### RECORD LIST
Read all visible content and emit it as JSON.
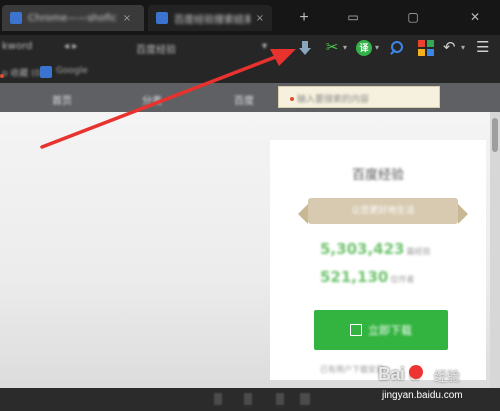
{
  "tabs": [
    {
      "title": "Chrome——shofic",
      "close": "×",
      "active": true
    },
    {
      "title": "百度经验搜索结果下载",
      "close": "×",
      "active": false
    }
  ],
  "tabbar": {
    "new_tab": "+",
    "minimize": "▭",
    "restore": "▢",
    "close": "✕"
  },
  "toolbar": {
    "address_fragment": "kword",
    "nav_fragment": "◂ ▸",
    "page_text": "百度经验",
    "icons": [
      "download-icon",
      "scissors-icon",
      "translate-icon",
      "search-icon",
      "apps-icon",
      "undo-icon",
      "menu-icon"
    ],
    "translate_label": "译",
    "scissors_glyph": "✂",
    "undo_glyph": "↶",
    "menu_glyph": "☰",
    "caret": "▾"
  },
  "bookmarks": {
    "left_text": "o 收藏 (0)",
    "item": "Google"
  },
  "nav": {
    "items": [
      "首页",
      "分类",
      "百度"
    ],
    "search_text": "输入要搜索的内容"
  },
  "panel": {
    "title": "百度经验",
    "ribbon": "让您更好地生活",
    "stat1": "5,303,423",
    "stat1_unit": "篇经验",
    "stat2": "521,130",
    "stat2_unit": "位作者",
    "button": "立即下载",
    "footer": "已有用户下载安装"
  },
  "watermark": {
    "brand": "Bai  u",
    "cn": "经验",
    "url": "jingyan.baidu.com"
  },
  "colors": {
    "arrow": "#e8322e",
    "accent_green": "#33b33f",
    "link_blue": "#3e86e6"
  }
}
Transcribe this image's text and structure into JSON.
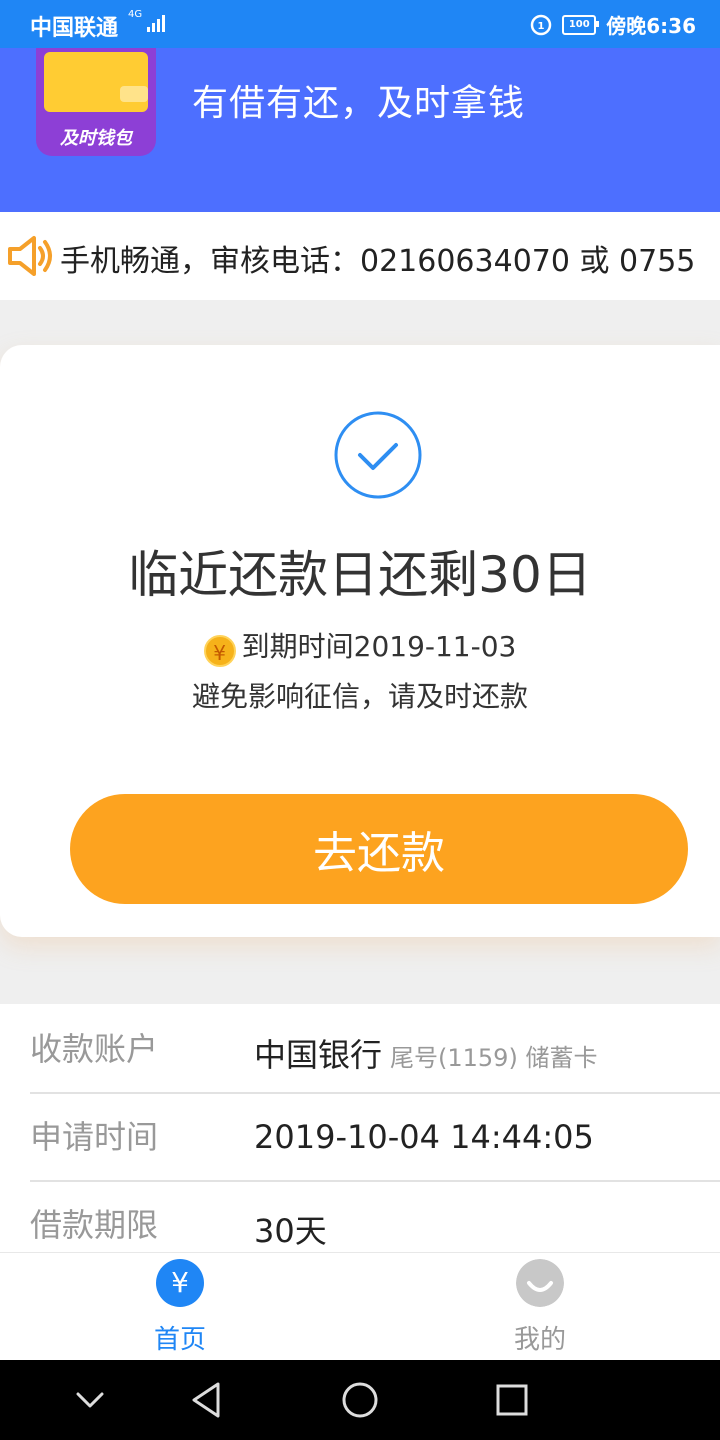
{
  "status_bar": {
    "carrier": "中国联通",
    "network": "4G",
    "time": "傍晚6:36",
    "battery": "100"
  },
  "header": {
    "logo_text": "及时钱包",
    "slogan": "有借有还，及时拿钱"
  },
  "notice": {
    "text": "手机畅通，审核电话：02160634070 或 0755"
  },
  "card": {
    "title": "临近还款日还剩30日",
    "due_text": "到期时间2019-11-03",
    "hint": "避免影响征信，请及时还款",
    "button": "去还款",
    "coin_symbol": "¥"
  },
  "info": {
    "rows": [
      {
        "label": "收款账户",
        "value": "中国银行",
        "sub": "尾号(1159) 储蓄卡"
      },
      {
        "label": "申请时间",
        "value": "2019-10-04 14:44:05",
        "sub": ""
      },
      {
        "label": "借款期限",
        "value": "30天",
        "sub": ""
      }
    ]
  },
  "tabbar": {
    "tabs": [
      {
        "label": "首页",
        "icon": "yen-icon",
        "active": true,
        "glyph": "¥"
      },
      {
        "label": "我的",
        "icon": "smile-icon",
        "active": false
      }
    ]
  },
  "colors": {
    "status_bar": "#1f86f5",
    "header": "#4d6fff",
    "accent": "#fda31f",
    "active_tab": "#1f86f5",
    "inactive_tab": "#999999"
  }
}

### YOUR TASK
Transcribe all the data word for word; the images stay out.

### THE ANSWER
Read all visible content and emit it as JSON.
{
  "tabs": [
    {
      "title": "Chrome——shofic",
      "close": "×",
      "active": true
    },
    {
      "title": "百度经验搜索结果下载",
      "close": "×",
      "active": false
    }
  ],
  "tabbar": {
    "new_tab": "+",
    "minimize": "▭",
    "restore": "▢",
    "close": "✕"
  },
  "toolbar": {
    "address_fragment": "kword",
    "nav_fragment": "◂ ▸",
    "page_text": "百度经验",
    "icons": [
      "download-icon",
      "scissors-icon",
      "translate-icon",
      "search-icon",
      "apps-icon",
      "undo-icon",
      "menu-icon"
    ],
    "translate_label": "译",
    "scissors_glyph": "✂",
    "undo_glyph": "↶",
    "menu_glyph": "☰",
    "caret": "▾"
  },
  "bookmarks": {
    "left_text": "o 收藏 (0)",
    "item": "Google"
  },
  "nav": {
    "items": [
      "首页",
      "分类",
      "百度"
    ],
    "search_text": "输入要搜索的内容"
  },
  "panel": {
    "title": "百度经验",
    "ribbon": "让您更好地生活",
    "stat1": "5,303,423",
    "stat1_unit": "篇经验",
    "stat2": "521,130",
    "stat2_unit": "位作者",
    "button": "立即下载",
    "footer": "已有用户下载安装"
  },
  "watermark": {
    "brand": "Bai  u",
    "cn": "经验",
    "url": "jingyan.baidu.com"
  },
  "colors": {
    "arrow": "#e8322e",
    "accent_green": "#33b33f",
    "link_blue": "#3e86e6"
  }
}
Transcribe this image's text and structure into JSON.
{
  "status_bar": {
    "carrier": "中国联通",
    "network": "4G",
    "time": "傍晚6:36",
    "battery": "100"
  },
  "header": {
    "logo_text": "及时钱包",
    "slogan": "有借有还，及时拿钱"
  },
  "notice": {
    "text": "手机畅通，审核电话：02160634070 或 0755"
  },
  "card": {
    "title": "临近还款日还剩30日",
    "due_text": "到期时间2019-11-03",
    "hint": "避免影响征信，请及时还款",
    "button": "去还款",
    "coin_symbol": "¥"
  },
  "info": {
    "rows": [
      {
        "label": "收款账户",
        "value": "中国银行",
        "sub": "尾号(1159) 储蓄卡"
      },
      {
        "label": "申请时间",
        "value": "2019-10-04 14:44:05",
        "sub": ""
      },
      {
        "label": "借款期限",
        "value": "30天",
        "sub": ""
      }
    ]
  },
  "tabbar": {
    "tabs": [
      {
        "label": "首页",
        "icon": "yen-icon",
        "active": true,
        "glyph": "¥"
      },
      {
        "label": "我的",
        "icon": "smile-icon",
        "active": false
      }
    ]
  },
  "colors": {
    "status_bar": "#1f86f5",
    "header": "#4d6fff",
    "accent": "#fda31f",
    "active_tab": "#1f86f5",
    "inactive_tab": "#999999"
  }
}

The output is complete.